[Figure content listings]
========

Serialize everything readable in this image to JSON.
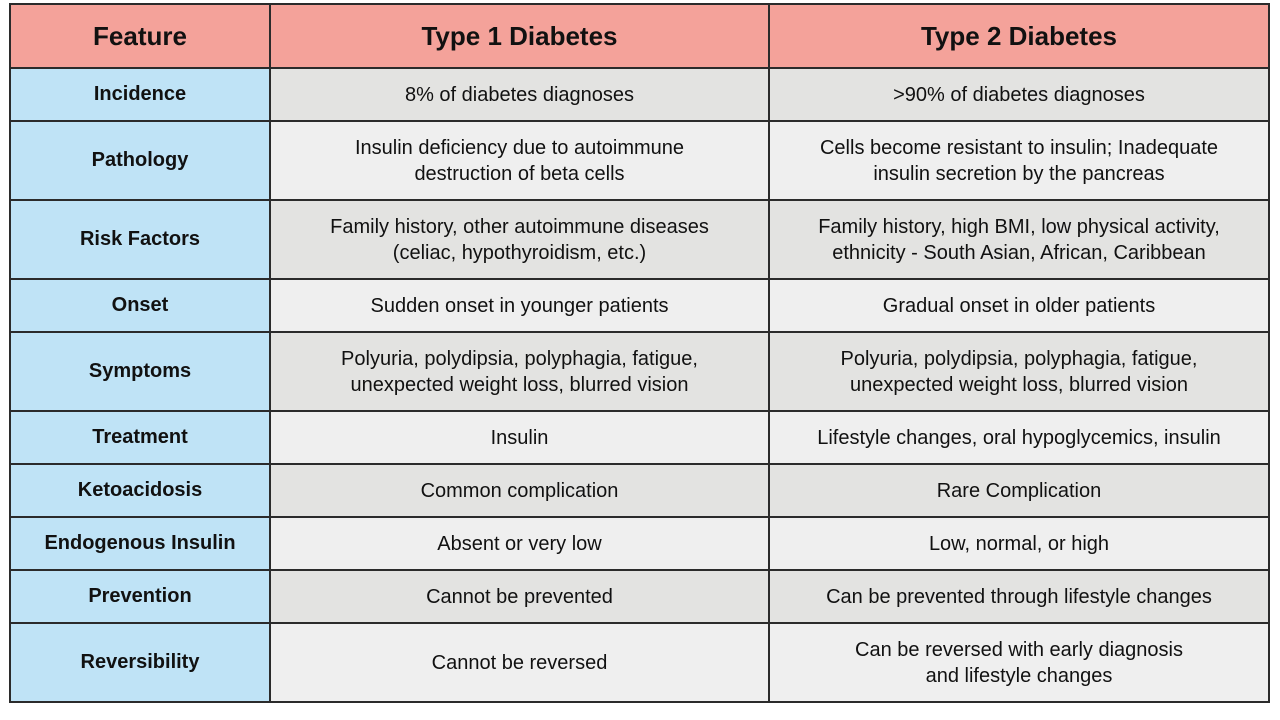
{
  "header": {
    "feature": "Feature",
    "type1": "Type 1 Diabetes",
    "type2": "Type 2 Diabetes"
  },
  "rows": [
    {
      "feature": "Incidence",
      "type1": "8% of diabetes diagnoses",
      "type2": ">90% of diabetes diagnoses"
    },
    {
      "feature": "Pathology",
      "type1": "Insulin deficiency due to autoimmune\ndestruction of beta cells",
      "type2": "Cells become resistant to insulin; Inadequate\ninsulin secretion by the pancreas"
    },
    {
      "feature": "Risk Factors",
      "type1": "Family history, other autoimmune diseases\n(celiac, hypothyroidism, etc.)",
      "type2": "Family history, high BMI, low physical activity,\nethnicity - South Asian, African, Caribbean"
    },
    {
      "feature": "Onset",
      "type1": "Sudden onset in younger patients",
      "type2": "Gradual onset in older patients"
    },
    {
      "feature": "Symptoms",
      "type1": "Polyuria, polydipsia, polyphagia, fatigue,\nunexpected weight loss, blurred vision",
      "type2": "Polyuria, polydipsia, polyphagia, fatigue,\nunexpected weight loss, blurred vision"
    },
    {
      "feature": "Treatment",
      "type1": "Insulin",
      "type2": "Lifestyle changes, oral hypoglycemics, insulin"
    },
    {
      "feature": "Ketoacidosis",
      "type1": "Common complication",
      "type2": "Rare Complication"
    },
    {
      "feature": "Endogenous Insulin",
      "type1": "Absent or very low",
      "type2": "Low, normal, or high"
    },
    {
      "feature": "Prevention",
      "type1": "Cannot be prevented",
      "type2": "Can be prevented through lifestyle changes"
    },
    {
      "feature": "Reversibility",
      "type1": "Cannot be reversed",
      "type2": "Can be reversed with early diagnosis\nand lifestyle changes"
    }
  ],
  "colors": {
    "header_bg": "#f4a29a",
    "feature_col_bg": "#bfe3f6",
    "row_shade_bg": "#e3e3e1",
    "row_plain_bg": "#efefef",
    "border": "#2b2b2b"
  }
}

========

» **Your task**
Reproduce the data above word for word and omit the images.

» **Output below**
Serialize everything readable in this image to JSON.
{
  "header": {
    "feature": "Feature",
    "type1": "Type 1 Diabetes",
    "type2": "Type 2 Diabetes"
  },
  "rows": [
    {
      "feature": "Incidence",
      "type1": "8% of diabetes diagnoses",
      "type2": ">90% of diabetes diagnoses"
    },
    {
      "feature": "Pathology",
      "type1": "Insulin deficiency due to autoimmune\ndestruction of beta cells",
      "type2": "Cells become resistant to insulin; Inadequate\ninsulin secretion by the pancreas"
    },
    {
      "feature": "Risk Factors",
      "type1": "Family history, other autoimmune diseases\n(celiac, hypothyroidism, etc.)",
      "type2": "Family history, high BMI, low physical activity,\nethnicity - South Asian, African, Caribbean"
    },
    {
      "feature": "Onset",
      "type1": "Sudden onset in younger patients",
      "type2": "Gradual onset in older patients"
    },
    {
      "feature": "Symptoms",
      "type1": "Polyuria, polydipsia, polyphagia, fatigue,\nunexpected weight loss, blurred vision",
      "type2": "Polyuria, polydipsia, polyphagia, fatigue,\nunexpected weight loss, blurred vision"
    },
    {
      "feature": "Treatment",
      "type1": "Insulin",
      "type2": "Lifestyle changes, oral hypoglycemics, insulin"
    },
    {
      "feature": "Ketoacidosis",
      "type1": "Common complication",
      "type2": "Rare Complication"
    },
    {
      "feature": "Endogenous Insulin",
      "type1": "Absent or very low",
      "type2": "Low, normal, or high"
    },
    {
      "feature": "Prevention",
      "type1": "Cannot be prevented",
      "type2": "Can be prevented through lifestyle changes"
    },
    {
      "feature": "Reversibility",
      "type1": "Cannot be reversed",
      "type2": "Can be reversed with early diagnosis\nand lifestyle changes"
    }
  ],
  "colors": {
    "header_bg": "#f4a29a",
    "feature_col_bg": "#bfe3f6",
    "row_shade_bg": "#e3e3e1",
    "row_plain_bg": "#efefef",
    "border": "#2b2b2b"
  }
}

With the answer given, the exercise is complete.